Given exercise —
Repeat the entire listing exactly.

Data rows —

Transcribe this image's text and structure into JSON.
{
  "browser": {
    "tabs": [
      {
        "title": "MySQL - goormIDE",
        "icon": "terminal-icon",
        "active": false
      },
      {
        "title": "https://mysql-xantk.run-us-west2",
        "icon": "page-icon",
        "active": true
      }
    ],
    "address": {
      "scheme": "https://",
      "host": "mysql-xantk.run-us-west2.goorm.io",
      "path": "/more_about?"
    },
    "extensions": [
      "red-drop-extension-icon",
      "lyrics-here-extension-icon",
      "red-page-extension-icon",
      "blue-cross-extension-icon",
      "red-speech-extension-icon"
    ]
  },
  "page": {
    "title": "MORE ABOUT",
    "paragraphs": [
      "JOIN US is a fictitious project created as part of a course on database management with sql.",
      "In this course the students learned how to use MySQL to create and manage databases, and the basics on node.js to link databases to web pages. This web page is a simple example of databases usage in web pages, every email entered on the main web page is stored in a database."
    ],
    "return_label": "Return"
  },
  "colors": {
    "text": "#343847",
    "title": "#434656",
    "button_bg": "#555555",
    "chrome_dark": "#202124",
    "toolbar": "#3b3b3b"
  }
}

Expected answer —
Transcribe this image's text and structure into JSON.
{
  "browser": {
    "tabs": [
      {
        "title": "MySQL - goormIDE",
        "icon": "terminal-icon",
        "active": false
      },
      {
        "title": "https://mysql-xantk.run-us-west2",
        "icon": "page-icon",
        "active": true
      }
    ],
    "address": {
      "scheme": "https://",
      "host": "mysql-xantk.run-us-west2.goorm.io",
      "path": "/more_about?"
    },
    "extensions": [
      "red-drop-extension-icon",
      "lyrics-here-extension-icon",
      "red-page-extension-icon",
      "blue-cross-extension-icon",
      "red-speech-extension-icon"
    ]
  },
  "page": {
    "title": "MORE ABOUT",
    "paragraphs": [
      "JOIN US is a fictitious project created as part of a course on database management with sql.",
      "In this course the students learned how to use MySQL to create and manage databases, and the basics on node.js to link databases to web pages. This web page is a simple example of databases usage in web pages, every email entered on the main web page is stored in a database."
    ],
    "return_label": "Return"
  },
  "colors": {
    "text": "#343847",
    "title": "#434656",
    "button_bg": "#555555",
    "chrome_dark": "#202124",
    "toolbar": "#3b3b3b"
  }
}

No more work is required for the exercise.